Task instructions: Print out every line, exactly as written.

Records to use:
■ ■ ■ ■ ■ ■ ■
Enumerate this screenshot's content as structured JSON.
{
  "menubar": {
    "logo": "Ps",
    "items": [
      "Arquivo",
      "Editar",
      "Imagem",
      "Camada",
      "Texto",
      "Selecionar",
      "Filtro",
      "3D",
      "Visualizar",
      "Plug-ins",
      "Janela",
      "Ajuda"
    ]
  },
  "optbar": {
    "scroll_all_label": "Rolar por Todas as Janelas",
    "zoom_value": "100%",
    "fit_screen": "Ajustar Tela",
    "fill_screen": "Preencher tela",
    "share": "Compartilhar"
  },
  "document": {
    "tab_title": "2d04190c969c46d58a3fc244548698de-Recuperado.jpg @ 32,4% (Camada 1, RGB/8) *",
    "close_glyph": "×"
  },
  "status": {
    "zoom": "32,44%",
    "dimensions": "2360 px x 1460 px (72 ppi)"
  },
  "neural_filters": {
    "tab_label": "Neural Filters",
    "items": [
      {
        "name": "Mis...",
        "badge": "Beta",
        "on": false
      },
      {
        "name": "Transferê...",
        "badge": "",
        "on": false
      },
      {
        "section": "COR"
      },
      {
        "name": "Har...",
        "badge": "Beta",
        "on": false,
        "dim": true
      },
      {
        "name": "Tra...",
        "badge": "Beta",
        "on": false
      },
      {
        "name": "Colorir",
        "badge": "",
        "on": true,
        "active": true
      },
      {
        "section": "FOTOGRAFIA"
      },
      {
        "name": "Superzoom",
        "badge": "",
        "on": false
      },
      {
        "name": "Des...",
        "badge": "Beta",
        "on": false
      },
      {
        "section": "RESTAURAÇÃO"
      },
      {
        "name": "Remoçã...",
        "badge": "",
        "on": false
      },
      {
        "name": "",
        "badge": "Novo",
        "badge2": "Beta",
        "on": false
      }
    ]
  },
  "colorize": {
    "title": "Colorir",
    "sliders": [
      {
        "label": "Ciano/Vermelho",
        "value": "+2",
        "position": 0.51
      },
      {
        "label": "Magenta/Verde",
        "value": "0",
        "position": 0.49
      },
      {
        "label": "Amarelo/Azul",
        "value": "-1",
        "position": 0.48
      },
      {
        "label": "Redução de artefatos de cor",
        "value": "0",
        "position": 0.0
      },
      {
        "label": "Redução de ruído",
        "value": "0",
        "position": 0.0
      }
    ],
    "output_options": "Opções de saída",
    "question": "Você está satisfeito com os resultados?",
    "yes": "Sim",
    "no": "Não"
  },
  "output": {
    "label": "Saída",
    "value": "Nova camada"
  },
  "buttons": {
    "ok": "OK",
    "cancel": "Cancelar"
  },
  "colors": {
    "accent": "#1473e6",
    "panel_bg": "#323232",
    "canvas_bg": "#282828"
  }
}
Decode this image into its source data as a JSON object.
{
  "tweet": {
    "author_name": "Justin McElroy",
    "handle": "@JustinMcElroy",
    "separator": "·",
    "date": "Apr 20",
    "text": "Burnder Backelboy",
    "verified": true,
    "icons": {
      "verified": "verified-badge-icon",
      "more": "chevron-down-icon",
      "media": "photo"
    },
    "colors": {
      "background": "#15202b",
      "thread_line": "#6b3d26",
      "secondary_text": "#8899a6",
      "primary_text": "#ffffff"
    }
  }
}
■ ■ ■ ■ ■ ■ ■
Response below:
Enumerate this screenshot's content as structured JSON.
{
  "menubar": {
    "logo": "Ps",
    "items": [
      "Arquivo",
      "Editar",
      "Imagem",
      "Camada",
      "Texto",
      "Selecionar",
      "Filtro",
      "3D",
      "Visualizar",
      "Plug-ins",
      "Janela",
      "Ajuda"
    ]
  },
  "optbar": {
    "scroll_all_label": "Rolar por Todas as Janelas",
    "zoom_value": "100%",
    "fit_screen": "Ajustar Tela",
    "fill_screen": "Preencher tela",
    "share": "Compartilhar"
  },
  "document": {
    "tab_title": "2d04190c969c46d58a3fc244548698de-Recuperado.jpg @ 32,4% (Camada 1, RGB/8) *",
    "close_glyph": "×"
  },
  "status": {
    "zoom": "32,44%",
    "dimensions": "2360 px x 1460 px (72 ppi)"
  },
  "neural_filters": {
    "tab_label": "Neural Filters",
    "items": [
      {
        "name": "Mis...",
        "badge": "Beta",
        "on": false
      },
      {
        "name": "Transferê...",
        "badge": "",
        "on": false
      },
      {
        "section": "COR"
      },
      {
        "name": "Har...",
        "badge": "Beta",
        "on": false,
        "dim": true
      },
      {
        "name": "Tra...",
        "badge": "Beta",
        "on": false
      },
      {
        "name": "Colorir",
        "badge": "",
        "on": true,
        "active": true
      },
      {
        "section": "FOTOGRAFIA"
      },
      {
        "name": "Superzoom",
        "badge": "",
        "on": false
      },
      {
        "name": "Des...",
        "badge": "Beta",
        "on": false
      },
      {
        "section": "RESTAURAÇÃO"
      },
      {
        "name": "Remoçã...",
        "badge": "",
        "on": false
      },
      {
        "name": "",
        "badge": "Novo",
        "badge2": "Beta",
        "on": false
      }
    ]
  },
  "colorize": {
    "title": "Colorir",
    "sliders": [
      {
        "label": "Ciano/Vermelho",
        "value": "+2",
        "position": 0.51
      },
      {
        "label": "Magenta/Verde",
        "value": "0",
        "position": 0.49
      },
      {
        "label": "Amarelo/Azul",
        "value": "-1",
        "position": 0.48
      },
      {
        "label": "Redução de artefatos de cor",
        "value": "0",
        "position": 0.0
      },
      {
        "label": "Redução de ruído",
        "value": "0",
        "position": 0.0
      }
    ],
    "output_options": "Opções de saída",
    "question": "Você está satisfeito com os resultados?",
    "yes": "Sim",
    "no": "Não"
  },
  "output": {
    "label": "Saída",
    "value": "Nova camada"
  },
  "buttons": {
    "ok": "OK",
    "cancel": "Cancelar"
  },
  "colors": {
    "accent": "#1473e6",
    "panel_bg": "#323232",
    "canvas_bg": "#282828"
  }
}
Decode this image into its source data as a JSON object.
{
  "tweet": {
    "author_name": "Justin McElroy",
    "handle": "@JustinMcElroy",
    "separator": "·",
    "date": "Apr 20",
    "text": "Burnder Backelboy",
    "verified": true,
    "icons": {
      "verified": "verified-badge-icon",
      "more": "chevron-down-icon",
      "media": "photo"
    },
    "colors": {
      "background": "#15202b",
      "thread_line": "#6b3d26",
      "secondary_text": "#8899a6",
      "primary_text": "#ffffff"
    }
  }
}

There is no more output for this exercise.